EXERCISE DIRECTIONS:
Extract each line holding the word "증설사업" from the entries.

MATERIAL FOR THIS EXERCISE:
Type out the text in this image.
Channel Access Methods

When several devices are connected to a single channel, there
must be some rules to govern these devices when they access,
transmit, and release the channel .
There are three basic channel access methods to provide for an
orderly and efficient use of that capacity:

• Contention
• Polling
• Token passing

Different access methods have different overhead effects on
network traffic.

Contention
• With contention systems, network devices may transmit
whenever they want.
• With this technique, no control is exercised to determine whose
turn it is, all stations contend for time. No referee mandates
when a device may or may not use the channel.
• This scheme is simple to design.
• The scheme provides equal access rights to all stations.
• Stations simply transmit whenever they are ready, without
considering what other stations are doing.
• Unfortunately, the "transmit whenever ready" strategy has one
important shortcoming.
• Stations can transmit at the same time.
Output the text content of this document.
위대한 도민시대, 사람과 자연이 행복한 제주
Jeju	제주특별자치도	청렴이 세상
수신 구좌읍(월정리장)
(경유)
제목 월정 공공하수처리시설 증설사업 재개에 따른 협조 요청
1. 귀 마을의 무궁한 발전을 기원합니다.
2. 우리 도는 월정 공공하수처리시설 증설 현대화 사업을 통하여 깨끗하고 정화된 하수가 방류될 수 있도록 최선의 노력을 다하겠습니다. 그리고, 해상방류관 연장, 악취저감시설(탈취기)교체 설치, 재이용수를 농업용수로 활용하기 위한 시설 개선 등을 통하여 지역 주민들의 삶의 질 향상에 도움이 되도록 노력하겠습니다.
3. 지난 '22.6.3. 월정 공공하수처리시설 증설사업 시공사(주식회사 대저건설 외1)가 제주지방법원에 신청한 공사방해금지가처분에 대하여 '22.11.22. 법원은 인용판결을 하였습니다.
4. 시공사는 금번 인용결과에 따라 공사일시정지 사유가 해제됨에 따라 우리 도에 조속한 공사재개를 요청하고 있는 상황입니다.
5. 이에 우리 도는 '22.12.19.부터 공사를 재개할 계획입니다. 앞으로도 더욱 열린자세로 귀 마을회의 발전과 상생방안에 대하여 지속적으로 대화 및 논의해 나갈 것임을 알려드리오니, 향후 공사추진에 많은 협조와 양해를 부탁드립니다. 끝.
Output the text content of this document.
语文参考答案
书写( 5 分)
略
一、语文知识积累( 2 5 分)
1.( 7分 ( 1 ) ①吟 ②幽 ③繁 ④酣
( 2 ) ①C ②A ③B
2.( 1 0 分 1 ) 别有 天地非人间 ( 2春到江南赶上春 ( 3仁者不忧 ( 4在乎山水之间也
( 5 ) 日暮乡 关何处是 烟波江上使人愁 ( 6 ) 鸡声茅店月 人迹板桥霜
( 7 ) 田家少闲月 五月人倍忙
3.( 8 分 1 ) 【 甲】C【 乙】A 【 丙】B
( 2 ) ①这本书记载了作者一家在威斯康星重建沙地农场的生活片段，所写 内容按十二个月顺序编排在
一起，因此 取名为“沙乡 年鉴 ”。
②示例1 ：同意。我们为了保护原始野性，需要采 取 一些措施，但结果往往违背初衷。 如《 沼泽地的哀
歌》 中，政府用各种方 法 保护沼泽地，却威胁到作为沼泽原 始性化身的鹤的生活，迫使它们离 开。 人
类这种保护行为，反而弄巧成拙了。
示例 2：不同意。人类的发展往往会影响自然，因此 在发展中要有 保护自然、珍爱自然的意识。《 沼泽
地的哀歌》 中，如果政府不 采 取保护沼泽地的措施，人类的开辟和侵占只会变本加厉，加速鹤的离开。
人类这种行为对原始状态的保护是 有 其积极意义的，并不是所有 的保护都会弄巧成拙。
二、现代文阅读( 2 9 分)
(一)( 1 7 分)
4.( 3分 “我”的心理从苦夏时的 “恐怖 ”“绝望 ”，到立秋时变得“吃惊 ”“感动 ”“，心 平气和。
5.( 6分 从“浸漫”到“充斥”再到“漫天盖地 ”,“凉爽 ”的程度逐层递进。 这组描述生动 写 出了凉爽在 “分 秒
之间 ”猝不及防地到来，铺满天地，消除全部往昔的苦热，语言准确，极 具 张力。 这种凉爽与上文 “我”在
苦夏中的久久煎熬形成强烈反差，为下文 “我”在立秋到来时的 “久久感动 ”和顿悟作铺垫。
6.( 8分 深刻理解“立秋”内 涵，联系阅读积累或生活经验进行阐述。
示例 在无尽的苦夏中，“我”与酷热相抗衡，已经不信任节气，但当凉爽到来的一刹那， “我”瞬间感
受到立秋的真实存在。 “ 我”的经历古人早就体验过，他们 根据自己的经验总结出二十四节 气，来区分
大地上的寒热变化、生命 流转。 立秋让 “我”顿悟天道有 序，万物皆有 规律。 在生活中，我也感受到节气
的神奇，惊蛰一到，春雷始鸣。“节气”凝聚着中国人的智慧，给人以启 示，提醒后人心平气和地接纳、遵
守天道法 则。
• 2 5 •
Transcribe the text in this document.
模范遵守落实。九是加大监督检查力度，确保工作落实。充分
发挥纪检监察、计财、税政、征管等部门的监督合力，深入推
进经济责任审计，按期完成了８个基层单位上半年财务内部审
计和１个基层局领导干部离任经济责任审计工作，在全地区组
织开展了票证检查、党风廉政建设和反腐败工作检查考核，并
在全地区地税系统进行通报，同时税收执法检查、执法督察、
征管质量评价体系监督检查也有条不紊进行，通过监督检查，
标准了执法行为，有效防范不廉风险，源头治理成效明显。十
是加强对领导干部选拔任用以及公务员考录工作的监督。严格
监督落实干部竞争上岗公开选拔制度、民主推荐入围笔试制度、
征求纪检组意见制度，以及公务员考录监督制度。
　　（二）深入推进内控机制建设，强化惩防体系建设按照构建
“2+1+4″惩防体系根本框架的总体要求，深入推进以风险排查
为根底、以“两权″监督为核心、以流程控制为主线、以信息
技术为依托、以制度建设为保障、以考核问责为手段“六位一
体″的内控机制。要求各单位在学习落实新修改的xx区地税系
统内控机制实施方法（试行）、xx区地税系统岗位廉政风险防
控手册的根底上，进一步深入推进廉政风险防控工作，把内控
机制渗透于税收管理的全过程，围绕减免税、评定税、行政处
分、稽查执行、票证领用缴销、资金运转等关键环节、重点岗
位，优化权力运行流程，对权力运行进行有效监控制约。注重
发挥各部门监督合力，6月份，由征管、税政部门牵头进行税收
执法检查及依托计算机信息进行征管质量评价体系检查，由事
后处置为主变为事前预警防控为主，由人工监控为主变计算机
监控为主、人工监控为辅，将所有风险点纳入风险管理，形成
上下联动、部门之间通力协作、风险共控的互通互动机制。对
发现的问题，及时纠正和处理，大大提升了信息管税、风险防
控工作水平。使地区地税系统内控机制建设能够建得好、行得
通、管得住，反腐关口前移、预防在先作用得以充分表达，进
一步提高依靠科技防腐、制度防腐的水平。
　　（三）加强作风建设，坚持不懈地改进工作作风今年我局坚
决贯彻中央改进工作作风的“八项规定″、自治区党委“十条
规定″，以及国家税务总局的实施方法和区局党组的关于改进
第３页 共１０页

FULL OUTPUT:
제목 월정 공공하수처리시설 증설사업 재개에 따른 협조 요청
3. 지난 '22.6.3. 월정 공공하수처리시설 증설사업 시공사(주식회사 대저건설 외1)가 제주지방법원에 신청한 공사방해금지가처분에 대하여 '22.11.22. 법원은 인용판결을 하였습니다.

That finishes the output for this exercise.